--- O que fazer ---
A. Responda a estas perguntas com base no texto sobre Raul Figueiredo:
(i) Quantas vezes foi internacional?
(ii) Que seleção eliminou Portugal nos Jogos Olímpicos de Amesterdão de 1928?
(iii) Que treinador o marcou no Benfica?
B. Extraia do texto sobre Raul Figueiredo o trecho que vai de "Diz quem o viu." até "chamaram-lhe O Tamanqueiro.", inclusive.
C. Escreva a continuação do texto sobre Raul Figueiredo, a começar depois da última frase apresentada.

--- Excerto do texto ---
# # #
"Chamava-se Raul Figueiredo. Esteve apenas três épocas no Benfica. Mas ganhou o Campeonato de Portugal pelo Olhanense, apontando um golo na final contra o FC Porto. Aos 38 anos, um cancro levou-o cedo demais.
Diz quem o viu. Eu não o vi, claro, o tempo não deixou. Sou de outras eras, décadas inteiras de diferença. Raul de Figueiredo: chamaram-lhe O Tamanqueiro.
Um cancro levou-o e nem sequer era o tempo dos cancros, como hoje.
'Era um extraordinário jogador! Leve, elástico, verdadeiro malabarista da bola. Dava gosto em campo. Quem há hoje que se lhe possa comparar?', dizia o seu obituário datado de 2 de Dezembro de 1941.
Foi aquilo que se chamava, na altura, operário conserveiro. Bela profissão para que se dedicava a enlatar sardinhas e cavalas.
Saltou de clube para clube: Vitória de Setúbal, Olhanense, outra vez Vitória, Benfica, Académico do Porto, Sporting de Braga, União de Coimbra...
17 vezes internacional.
Esteve nos Jogos Olímpicos de Amesterdão - essa célebre saga de 1928 quando Portugal chegou aos quartos-de-final para ser eliminado pelo Egipto.
Em Olhão vendeu peixe, foi motorista de carrinhas que levavam material para a lota, tomou conta de um táxi.
E ganhou o Campeonato de Portugal. Vitória na final sobre o FC Porto: 4-2. Jogava com Malcate e Fausto Peres, com Gralho, Cassiano, Montenegro e Júlio Costa. Marcou o segundo golo dos algarvios nesse jogo: de penalty. Seria o 2-2. Em seguida, a cavalgada olhanense no Campo Grande.
Um nome entre nomes
No Benfica viria a encontrar gente como Eugénio Salvador (famoso como actor), Jesus Crespo, Mário de Carvalho, Jorge Tavares, Evaristo Silva, Vítor Gonçalves, pai do companheiro Vasco da muralha de aço. E um treinador que o marcou: Ribeiro dos Reis.
Já falei aqui recentemente de Ribeiro dos Reis. Uma figura! Uma figura!, diria Otto Lara de Resende.
'Hoje, ao amanhecer, Raul Figueiredo, cansado de sofrer, exalou o último suspiro', continuava o obituário. Na Rua Tomás da Anunciação, ali a Campo d'Ourique.
Não se falava muito de futebol nos matutinos e vespertinos desse ano de 1941.
Uma vaca tresmalhada no Cais da Rocha do Conde d'Óbidos merecia mais espaço do que o funeral de um jogador de futebol, por muito querido que ele fosse do seu público. Até porque a aventura era contada com espalhafato: 'Distinguiram-se na lide um guarda-freio da Carris a um preto dum vapor que foram derrubados pela vaca tendo sofrido algumas escoriações pelo corpo'.
# # #
--- Anotações da disposição das imagens ---
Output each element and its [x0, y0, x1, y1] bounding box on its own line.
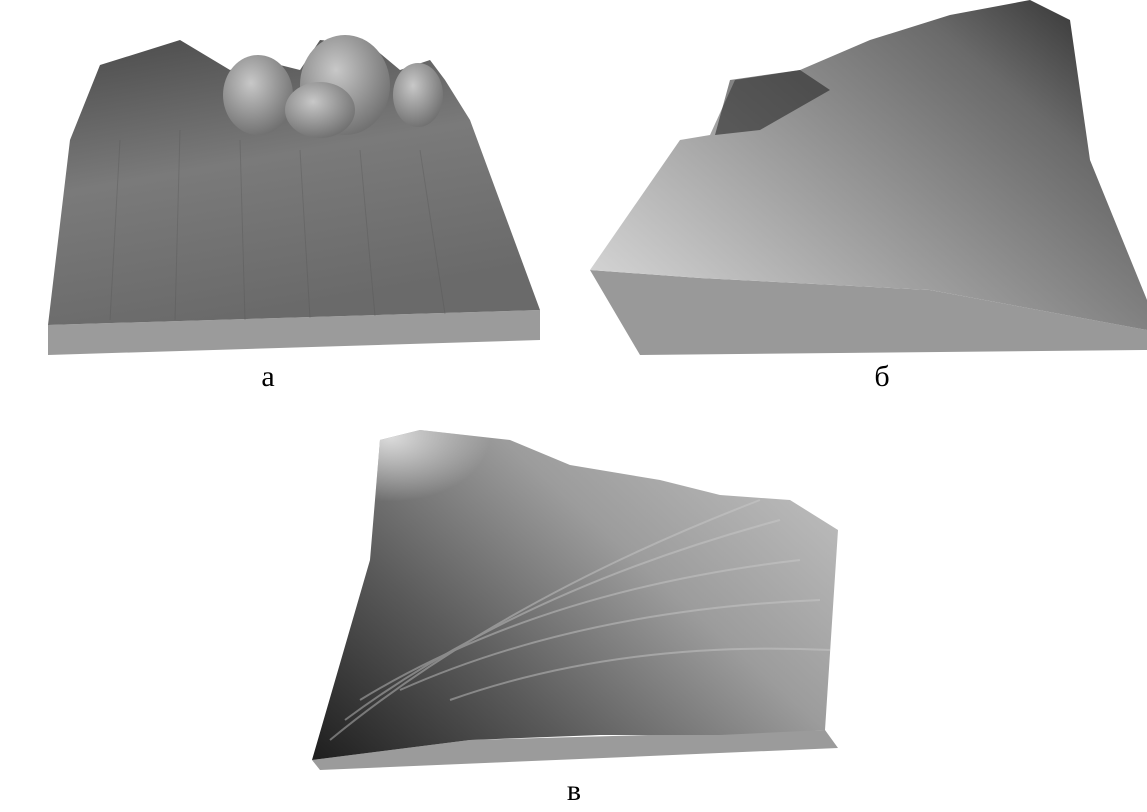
figure: а б в: [0, 0, 1147, 812]
panel-c: в: [312, 430, 838, 807]
panel-b: б: [590, 0, 1147, 393]
grain: [285, 82, 355, 138]
grain: [223, 55, 293, 135]
panel-a: а: [48, 35, 540, 393]
panel-label: а: [261, 360, 274, 393]
surface: [48, 40, 540, 325]
grain: [393, 63, 443, 127]
panel-label: б: [874, 360, 889, 393]
panel-label: в: [567, 774, 581, 807]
# # #
--- Respostas ---
A.
(i) 17 vezes.
(ii) O Egipto.
(iii) Ribeiro dos Reis.

B.
Diz quem o viu. Eu não o vi, claro, o tempo não deixou. Sou de outras eras, décadas inteiras de diferença. Raul de Figueiredo: chamaram-lhe O Tamanqueiro.

C.
Essa do preto dum vapor tem que se diga, mas não é este o local certo...
Talvez tenham faltado a Tamanqueiro mais anos de Benfica para entrar naquele âmbito universal da popularidade sem fronteiras.
Depois teria um filho: o Figueiredo, do Belenenses.
Pouco desfrutou de ser pai. No dia da sua morte, o garoto tinha apenas 11 anos.
No dia 23 de Fevereiro de 1930 está no Porto: 'Capital do Norte, Fátima milagrosa do foot-ball português onde até hoje ainda não conhecemos a derrota. Uma fila interminável de automóveis serpenteava pela cidade a levar ao campo de jogos do Ameal a animação e o entusiasmo de vintena de milhares de portugueses'.
Mais uma vez Portugal não perderia na Fátima do futebol: bateu a França por 2-0.
Tamanqueiro tem no braço, orgulhoso, a braçadeira de capitão. Mereceu-a por inteiro. É um homem de princípios, um atleta exemplar, um jogador de indiscutível categoria.
Seria a última vez que vestia a camisola das cinco quinas azuis ao peito.
A alcunha de Tamanqueiro herdara-a do pai, sapateiro de profissão, especialista em meias-solas.
Atlético, trabalhador, jogador de ir-dar-e-levar, como dizia Carlos Pinhão, Raul Figueiredo foi um daqueles homens que os deuses preferem. Por isso, levam-nos cedo. Aos 38 anos, o cancro derrota-o sem piedade.
Há jogos que nem os mais valentes conseguem vencer.
Tamanqueiro era valente. Valente para lá dos elogios.
Continuará valente na planície da eterna saudades..."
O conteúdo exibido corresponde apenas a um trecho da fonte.